> [WHAT YOU NEED TO DO] Set down the material below word for word, from its first line through the line that contains "x-tick-label: 1000 xyxy=(598,268,629,282)", including both of those lines.

----

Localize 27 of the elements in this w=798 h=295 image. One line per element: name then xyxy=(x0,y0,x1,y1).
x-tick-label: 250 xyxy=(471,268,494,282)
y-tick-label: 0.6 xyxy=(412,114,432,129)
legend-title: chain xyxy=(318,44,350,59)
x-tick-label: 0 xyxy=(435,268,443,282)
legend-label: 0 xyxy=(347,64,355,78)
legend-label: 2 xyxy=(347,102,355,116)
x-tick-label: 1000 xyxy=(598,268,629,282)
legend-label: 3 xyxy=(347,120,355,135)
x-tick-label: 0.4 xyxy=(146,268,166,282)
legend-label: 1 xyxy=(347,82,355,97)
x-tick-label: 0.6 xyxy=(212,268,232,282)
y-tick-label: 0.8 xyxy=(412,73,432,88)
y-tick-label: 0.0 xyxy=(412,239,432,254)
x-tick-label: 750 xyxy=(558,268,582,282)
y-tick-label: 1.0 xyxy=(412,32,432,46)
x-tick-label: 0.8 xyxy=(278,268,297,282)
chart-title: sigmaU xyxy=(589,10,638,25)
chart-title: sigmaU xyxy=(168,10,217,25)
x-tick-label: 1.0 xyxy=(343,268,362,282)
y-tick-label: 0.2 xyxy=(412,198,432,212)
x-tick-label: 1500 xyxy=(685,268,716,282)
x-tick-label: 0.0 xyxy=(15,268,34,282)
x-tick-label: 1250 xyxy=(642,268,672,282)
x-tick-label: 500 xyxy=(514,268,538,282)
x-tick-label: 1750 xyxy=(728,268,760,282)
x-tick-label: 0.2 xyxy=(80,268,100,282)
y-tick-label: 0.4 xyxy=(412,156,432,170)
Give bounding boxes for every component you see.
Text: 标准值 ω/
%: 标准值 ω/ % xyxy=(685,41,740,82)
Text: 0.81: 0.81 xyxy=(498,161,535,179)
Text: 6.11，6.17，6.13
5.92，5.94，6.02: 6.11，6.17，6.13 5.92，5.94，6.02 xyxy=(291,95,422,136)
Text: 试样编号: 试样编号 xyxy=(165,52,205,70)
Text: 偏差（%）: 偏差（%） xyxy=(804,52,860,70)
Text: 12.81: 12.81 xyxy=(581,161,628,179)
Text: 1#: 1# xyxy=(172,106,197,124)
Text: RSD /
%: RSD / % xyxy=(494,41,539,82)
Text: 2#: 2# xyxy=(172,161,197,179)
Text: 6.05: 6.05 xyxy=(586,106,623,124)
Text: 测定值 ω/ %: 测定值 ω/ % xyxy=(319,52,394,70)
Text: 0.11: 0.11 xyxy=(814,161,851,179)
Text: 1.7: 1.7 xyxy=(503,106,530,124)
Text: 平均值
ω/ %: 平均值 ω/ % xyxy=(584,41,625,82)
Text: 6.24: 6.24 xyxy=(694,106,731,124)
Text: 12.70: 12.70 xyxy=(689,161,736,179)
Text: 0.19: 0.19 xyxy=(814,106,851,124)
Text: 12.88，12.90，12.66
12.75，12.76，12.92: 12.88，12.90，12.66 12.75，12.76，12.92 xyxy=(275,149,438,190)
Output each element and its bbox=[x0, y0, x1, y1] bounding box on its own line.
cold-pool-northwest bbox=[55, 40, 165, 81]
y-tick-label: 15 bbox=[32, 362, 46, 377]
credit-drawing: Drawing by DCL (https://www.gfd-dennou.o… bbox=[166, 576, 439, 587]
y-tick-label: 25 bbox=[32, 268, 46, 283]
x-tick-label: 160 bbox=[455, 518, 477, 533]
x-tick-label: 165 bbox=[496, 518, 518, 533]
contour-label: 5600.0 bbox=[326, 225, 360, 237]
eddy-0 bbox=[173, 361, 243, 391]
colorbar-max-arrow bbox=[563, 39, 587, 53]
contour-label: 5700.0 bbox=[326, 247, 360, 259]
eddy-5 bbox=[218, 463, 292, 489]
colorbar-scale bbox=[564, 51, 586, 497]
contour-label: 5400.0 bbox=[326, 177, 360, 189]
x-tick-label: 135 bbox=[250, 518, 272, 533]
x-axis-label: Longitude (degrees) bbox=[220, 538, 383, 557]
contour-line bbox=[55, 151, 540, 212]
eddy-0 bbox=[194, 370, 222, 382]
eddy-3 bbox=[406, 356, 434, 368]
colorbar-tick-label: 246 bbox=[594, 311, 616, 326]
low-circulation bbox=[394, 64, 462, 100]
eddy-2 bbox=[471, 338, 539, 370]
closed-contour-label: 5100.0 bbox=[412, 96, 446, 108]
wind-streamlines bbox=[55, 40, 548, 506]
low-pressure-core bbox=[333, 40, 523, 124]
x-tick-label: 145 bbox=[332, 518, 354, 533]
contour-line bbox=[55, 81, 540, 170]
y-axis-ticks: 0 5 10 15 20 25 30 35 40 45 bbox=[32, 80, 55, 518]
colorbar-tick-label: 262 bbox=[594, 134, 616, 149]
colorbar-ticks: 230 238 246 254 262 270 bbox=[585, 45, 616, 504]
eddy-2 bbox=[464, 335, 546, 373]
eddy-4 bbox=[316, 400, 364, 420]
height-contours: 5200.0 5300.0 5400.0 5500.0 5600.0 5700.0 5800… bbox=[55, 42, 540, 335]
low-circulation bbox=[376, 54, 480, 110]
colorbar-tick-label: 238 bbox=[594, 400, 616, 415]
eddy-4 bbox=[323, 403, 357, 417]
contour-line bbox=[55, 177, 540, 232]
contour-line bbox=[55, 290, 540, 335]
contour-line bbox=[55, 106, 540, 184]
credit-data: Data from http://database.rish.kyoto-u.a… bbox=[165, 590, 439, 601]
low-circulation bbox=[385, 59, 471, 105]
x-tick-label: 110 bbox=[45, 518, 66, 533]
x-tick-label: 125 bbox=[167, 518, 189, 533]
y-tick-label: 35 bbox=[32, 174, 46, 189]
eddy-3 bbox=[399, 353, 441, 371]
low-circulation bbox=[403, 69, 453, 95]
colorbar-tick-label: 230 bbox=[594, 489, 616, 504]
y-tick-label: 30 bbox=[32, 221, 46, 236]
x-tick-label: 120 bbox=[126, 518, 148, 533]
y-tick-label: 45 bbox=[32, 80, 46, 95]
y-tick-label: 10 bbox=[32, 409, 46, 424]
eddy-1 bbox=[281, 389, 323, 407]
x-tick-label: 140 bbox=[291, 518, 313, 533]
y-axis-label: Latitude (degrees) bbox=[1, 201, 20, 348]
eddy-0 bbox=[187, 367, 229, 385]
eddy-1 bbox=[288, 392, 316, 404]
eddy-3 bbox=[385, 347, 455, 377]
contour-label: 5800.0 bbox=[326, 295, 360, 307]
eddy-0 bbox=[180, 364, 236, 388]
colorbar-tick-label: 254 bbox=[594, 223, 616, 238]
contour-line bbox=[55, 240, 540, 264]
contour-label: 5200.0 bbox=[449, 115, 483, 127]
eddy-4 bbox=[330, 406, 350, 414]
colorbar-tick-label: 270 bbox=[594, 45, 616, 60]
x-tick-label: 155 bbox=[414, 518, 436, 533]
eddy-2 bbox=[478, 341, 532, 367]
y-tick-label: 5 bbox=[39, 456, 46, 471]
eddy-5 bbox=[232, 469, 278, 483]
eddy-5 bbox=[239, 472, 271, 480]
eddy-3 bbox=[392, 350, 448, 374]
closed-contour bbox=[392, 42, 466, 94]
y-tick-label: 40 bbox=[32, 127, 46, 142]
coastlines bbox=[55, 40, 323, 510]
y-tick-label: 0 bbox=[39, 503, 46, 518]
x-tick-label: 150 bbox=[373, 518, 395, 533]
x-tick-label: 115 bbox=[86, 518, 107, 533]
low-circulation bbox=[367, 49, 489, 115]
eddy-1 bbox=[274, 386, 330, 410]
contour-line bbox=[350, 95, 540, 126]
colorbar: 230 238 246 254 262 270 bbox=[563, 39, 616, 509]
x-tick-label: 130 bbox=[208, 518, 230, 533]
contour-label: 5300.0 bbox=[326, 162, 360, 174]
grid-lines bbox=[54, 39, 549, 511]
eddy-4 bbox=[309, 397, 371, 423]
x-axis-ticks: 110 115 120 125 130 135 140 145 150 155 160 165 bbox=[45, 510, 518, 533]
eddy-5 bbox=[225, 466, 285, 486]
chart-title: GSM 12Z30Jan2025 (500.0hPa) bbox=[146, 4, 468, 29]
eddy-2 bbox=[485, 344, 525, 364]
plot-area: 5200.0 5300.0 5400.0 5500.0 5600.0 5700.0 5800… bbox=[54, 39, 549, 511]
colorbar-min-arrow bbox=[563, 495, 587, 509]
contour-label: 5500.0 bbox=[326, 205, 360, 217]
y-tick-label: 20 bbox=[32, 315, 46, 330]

----

> [COMPLETE RESPONSE]
Localize 27 of the elements in this w=798 h=295 image. One line per element: name then xyxy=(x0,y0,x1,y1).
x-tick-label: 250 xyxy=(471,268,494,282)
y-tick-label: 0.6 xyxy=(412,114,432,129)
legend-title: chain xyxy=(318,44,350,59)
x-tick-label: 0 xyxy=(435,268,443,282)
legend-label: 0 xyxy=(347,64,355,78)
legend-label: 2 xyxy=(347,102,355,116)
x-tick-label: 1000 xyxy=(598,268,629,282)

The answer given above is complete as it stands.